• [Exercise description]:
Repeat the records exactly. Every line must match.

• [Given data]:
------------------------------------------------------------------------
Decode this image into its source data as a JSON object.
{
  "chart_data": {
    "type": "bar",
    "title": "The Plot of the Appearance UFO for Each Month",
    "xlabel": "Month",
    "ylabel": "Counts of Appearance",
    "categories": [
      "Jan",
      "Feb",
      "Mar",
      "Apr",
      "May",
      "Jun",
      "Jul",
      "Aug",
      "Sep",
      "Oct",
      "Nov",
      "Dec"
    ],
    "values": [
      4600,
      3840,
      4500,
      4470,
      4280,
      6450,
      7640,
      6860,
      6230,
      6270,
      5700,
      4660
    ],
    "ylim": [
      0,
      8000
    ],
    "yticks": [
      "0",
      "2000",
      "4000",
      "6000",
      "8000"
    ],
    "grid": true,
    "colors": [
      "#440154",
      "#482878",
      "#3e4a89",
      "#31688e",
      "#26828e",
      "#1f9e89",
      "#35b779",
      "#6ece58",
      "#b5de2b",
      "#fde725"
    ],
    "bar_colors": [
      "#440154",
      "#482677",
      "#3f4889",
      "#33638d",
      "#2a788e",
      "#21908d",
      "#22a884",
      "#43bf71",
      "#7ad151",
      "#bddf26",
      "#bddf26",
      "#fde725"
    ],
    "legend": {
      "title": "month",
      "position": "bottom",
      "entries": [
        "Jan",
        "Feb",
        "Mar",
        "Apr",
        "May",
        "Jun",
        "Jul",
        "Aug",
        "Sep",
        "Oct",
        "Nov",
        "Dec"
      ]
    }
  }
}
------------------------------------------------------------------------
• [The solution]:
Decode this image into its source data as a JSON object.
{
  "chart_data": {
    "type": "bar",
    "title": "The Plot of the Appearance UFO for Each Month",
    "xlabel": "Month",
    "ylabel": "Counts of Appearance",
    "categories": [
      "Jan",
      "Feb",
      "Mar",
      "Apr",
      "May",
      "Jun",
      "Jul",
      "Aug",
      "Sep",
      "Oct",
      "Nov",
      "Dec"
    ],
    "values": [
      4600,
      3840,
      4500,
      4470,
      4280,
      6450,
      7640,
      6860,
      6230,
      6270,
      5700,
      4660
    ],
    "ylim": [
      0,
      8000
    ],
    "yticks": [
      "0",
      "2000",
      "4000",
      "6000",
      "8000"
    ],
    "grid": true,
    "colors": [
      "#440154",
      "#482878",
      "#3e4a89",
      "#31688e",
      "#26828e",
      "#1f9e89",
      "#35b779",
      "#6ece58",
      "#b5de2b",
      "#fde725"
    ],
    "bar_colors": [
      "#440154",
      "#482677",
      "#3f4889",
      "#33638d",
      "#2a788e",
      "#21908d",
      "#22a884",
      "#43bf71",
      "#7ad151",
      "#bddf26",
      "#bddf26",
      "#fde725"
    ],
    "legend": {
      "title": "month",
      "position": "bottom",
      "entries": [
        "Jan",
        "Feb",
        "Mar",
        "Apr",
        "May",
        "Jun",
        "Jul",
        "Aug",
        "Sep",
        "Oct",
        "Nov",
        "Dec"
      ]
    }
  }
}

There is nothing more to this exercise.